[Activity]
Using the passage on how Q₀ affects flow in the slit, say yes or no for each statement and quote the words of the passage that settle it. 1. The longitudinal velocity u grows as Q₀ grows. 2. Q₀ has a strong effect on |v|. 3. The pressure difference rises downstream.

[Extract provided]
---*---
Figures 11 and 12 show the effects of Q₀ on the longitudinal velocity and the transverse velocity at the entrance, middle place, and exit, respectively. From Fig. 11, we can see that u is parabolic and increases with the increase in Q₀ at the entrance, middle place, and exit of the slit along the x-axis. Figure 12 shows the negligible effects of Q₀ on |v|. Figure 13 shows the effects of Q₀ on the flow rate, the slit pressure difference, and the wall shear stress, respectively. Figure 14 shows the effects of Q₀ on the streams. In Fig. 13(a), the volume flow rate decreases from the entrance to the exit. With the increase in Q₀, the magnitude of the flow rate increases. From Fig. 13(b), we can see that the pressure difference decreases downstream. From Fig. 13(c), we can see that the wall shear stress at the center of the slit decreases with the increase in Q₀. From Fig. 13(c), we can study the effects of Q₀ on the wall shear stress. It is observed that the wall shear stress and the volume flow rate have the same behavior (see Figs. 13(a) and 13(c)). The effects of Q₀ on the streamlines are shown in Fig. 14. It is noted that, as Q₀ → ∞, the streamlines become straight, implying that u dominates over v.
---*---
[Extracted data]
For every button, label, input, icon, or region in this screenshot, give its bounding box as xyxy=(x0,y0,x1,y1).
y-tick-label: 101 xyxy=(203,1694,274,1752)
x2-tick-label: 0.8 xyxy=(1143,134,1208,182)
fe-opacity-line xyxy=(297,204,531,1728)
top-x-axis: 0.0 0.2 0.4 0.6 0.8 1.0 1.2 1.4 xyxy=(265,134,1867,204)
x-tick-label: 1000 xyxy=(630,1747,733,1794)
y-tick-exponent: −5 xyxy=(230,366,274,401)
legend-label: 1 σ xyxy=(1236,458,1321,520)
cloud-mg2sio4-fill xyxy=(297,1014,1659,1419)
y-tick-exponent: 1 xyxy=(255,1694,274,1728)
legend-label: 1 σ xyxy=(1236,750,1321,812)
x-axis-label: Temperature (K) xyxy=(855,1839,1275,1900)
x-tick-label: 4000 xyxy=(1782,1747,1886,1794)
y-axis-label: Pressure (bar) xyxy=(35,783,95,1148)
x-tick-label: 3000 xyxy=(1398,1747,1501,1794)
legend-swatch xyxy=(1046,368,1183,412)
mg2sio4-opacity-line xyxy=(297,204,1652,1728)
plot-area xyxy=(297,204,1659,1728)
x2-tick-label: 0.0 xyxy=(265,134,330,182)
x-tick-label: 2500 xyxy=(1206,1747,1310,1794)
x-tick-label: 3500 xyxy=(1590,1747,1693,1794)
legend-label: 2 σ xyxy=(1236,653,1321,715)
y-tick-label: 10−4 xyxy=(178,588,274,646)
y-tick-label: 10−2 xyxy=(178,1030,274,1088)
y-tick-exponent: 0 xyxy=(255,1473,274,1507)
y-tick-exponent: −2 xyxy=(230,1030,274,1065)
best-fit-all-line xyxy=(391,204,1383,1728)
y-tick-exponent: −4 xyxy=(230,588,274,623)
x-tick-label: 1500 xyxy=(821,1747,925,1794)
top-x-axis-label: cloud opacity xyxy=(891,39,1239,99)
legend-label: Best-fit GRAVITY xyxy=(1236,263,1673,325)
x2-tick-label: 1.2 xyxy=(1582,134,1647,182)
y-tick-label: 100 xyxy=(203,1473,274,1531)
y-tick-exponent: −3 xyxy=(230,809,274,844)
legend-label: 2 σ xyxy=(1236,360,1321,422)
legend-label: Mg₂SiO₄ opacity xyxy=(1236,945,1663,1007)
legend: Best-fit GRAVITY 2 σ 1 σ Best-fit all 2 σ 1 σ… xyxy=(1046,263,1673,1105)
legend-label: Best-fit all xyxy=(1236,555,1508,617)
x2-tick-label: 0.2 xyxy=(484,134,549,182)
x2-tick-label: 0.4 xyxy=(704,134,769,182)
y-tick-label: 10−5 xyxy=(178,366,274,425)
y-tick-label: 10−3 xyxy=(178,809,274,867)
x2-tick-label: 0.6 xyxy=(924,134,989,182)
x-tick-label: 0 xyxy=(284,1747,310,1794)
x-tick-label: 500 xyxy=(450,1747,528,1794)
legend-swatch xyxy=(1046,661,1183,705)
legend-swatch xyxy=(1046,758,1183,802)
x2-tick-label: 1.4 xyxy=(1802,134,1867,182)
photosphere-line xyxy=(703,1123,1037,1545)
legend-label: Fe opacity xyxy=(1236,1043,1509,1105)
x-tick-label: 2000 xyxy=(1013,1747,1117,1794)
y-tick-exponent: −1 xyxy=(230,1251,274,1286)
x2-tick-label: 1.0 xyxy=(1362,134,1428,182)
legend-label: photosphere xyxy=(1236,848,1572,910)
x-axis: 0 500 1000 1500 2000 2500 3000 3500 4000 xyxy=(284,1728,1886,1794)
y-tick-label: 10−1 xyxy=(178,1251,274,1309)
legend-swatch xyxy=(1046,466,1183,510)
---*---
[Written response]
1. Yes: "u is parabolic and increases with the increase in Q₀ at the entrance, middle place, and exit of the slit along the x-axis"
2. No: "Figure 12 shows the negligible effects of Q₀ on |v|."
3. No: "we can see that the pressure difference decreases downstream"